(Records)
----
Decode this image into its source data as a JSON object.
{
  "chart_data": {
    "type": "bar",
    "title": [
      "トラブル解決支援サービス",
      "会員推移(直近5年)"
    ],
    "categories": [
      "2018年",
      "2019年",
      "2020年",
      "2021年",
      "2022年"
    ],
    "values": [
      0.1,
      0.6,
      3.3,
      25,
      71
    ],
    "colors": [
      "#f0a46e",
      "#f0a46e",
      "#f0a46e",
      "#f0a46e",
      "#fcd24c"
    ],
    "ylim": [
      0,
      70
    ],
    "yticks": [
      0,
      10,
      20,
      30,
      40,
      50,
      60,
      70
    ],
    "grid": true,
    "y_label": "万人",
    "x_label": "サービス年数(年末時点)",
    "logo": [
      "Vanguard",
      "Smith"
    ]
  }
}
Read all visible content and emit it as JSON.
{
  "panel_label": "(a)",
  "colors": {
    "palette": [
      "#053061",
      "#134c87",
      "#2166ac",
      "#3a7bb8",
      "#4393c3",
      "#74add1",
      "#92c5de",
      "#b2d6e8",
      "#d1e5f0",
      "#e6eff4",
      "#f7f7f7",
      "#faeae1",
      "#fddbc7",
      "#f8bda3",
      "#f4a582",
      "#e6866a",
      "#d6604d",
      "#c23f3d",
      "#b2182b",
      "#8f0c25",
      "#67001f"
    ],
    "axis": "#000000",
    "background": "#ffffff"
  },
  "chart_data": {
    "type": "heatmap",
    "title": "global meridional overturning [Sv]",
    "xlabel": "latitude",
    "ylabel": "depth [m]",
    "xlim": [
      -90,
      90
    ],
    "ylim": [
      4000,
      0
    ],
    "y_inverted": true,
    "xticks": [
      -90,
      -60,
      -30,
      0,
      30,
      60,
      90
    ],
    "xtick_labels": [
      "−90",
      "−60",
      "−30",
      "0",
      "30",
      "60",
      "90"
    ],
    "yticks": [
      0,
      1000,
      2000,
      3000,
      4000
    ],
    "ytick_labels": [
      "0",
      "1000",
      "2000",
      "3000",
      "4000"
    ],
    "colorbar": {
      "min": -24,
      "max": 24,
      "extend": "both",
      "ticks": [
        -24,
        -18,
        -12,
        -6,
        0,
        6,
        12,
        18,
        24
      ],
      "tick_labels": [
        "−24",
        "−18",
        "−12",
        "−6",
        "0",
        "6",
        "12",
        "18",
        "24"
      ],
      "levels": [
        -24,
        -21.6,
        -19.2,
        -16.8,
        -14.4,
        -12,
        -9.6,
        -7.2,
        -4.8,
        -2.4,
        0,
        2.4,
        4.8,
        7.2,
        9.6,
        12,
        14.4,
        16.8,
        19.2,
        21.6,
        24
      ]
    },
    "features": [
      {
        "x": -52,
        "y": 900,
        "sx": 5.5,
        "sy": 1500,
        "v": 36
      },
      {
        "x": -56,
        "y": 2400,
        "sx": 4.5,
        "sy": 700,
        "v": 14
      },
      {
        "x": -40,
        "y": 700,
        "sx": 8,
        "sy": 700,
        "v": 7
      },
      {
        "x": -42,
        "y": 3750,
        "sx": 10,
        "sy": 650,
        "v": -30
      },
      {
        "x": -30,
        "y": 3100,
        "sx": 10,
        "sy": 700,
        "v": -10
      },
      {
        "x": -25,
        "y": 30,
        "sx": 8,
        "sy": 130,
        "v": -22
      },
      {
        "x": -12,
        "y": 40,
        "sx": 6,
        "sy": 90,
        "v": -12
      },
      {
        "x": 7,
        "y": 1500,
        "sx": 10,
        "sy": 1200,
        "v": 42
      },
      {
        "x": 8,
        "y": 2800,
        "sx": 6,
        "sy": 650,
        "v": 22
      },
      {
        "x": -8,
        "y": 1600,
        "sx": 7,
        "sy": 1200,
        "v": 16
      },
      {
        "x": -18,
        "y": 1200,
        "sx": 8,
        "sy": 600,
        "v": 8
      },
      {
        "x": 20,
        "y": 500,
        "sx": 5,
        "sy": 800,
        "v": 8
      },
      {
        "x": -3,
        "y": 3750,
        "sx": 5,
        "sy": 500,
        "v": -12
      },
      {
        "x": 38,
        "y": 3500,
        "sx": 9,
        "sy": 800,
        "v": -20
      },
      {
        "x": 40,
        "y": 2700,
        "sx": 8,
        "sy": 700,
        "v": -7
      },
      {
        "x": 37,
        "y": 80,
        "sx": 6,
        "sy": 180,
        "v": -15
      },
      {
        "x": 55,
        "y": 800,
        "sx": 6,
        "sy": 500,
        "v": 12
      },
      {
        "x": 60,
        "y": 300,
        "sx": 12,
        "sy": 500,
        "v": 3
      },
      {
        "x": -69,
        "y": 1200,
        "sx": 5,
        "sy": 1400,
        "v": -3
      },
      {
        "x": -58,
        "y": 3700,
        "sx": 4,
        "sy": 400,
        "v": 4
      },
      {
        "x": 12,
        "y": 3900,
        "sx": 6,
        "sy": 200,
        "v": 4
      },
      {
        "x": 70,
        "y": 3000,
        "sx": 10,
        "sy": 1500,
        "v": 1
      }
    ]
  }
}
----
* Instructions to follow *
Report the number of lines that contain "JSON", with no other words.

* Task answer *
2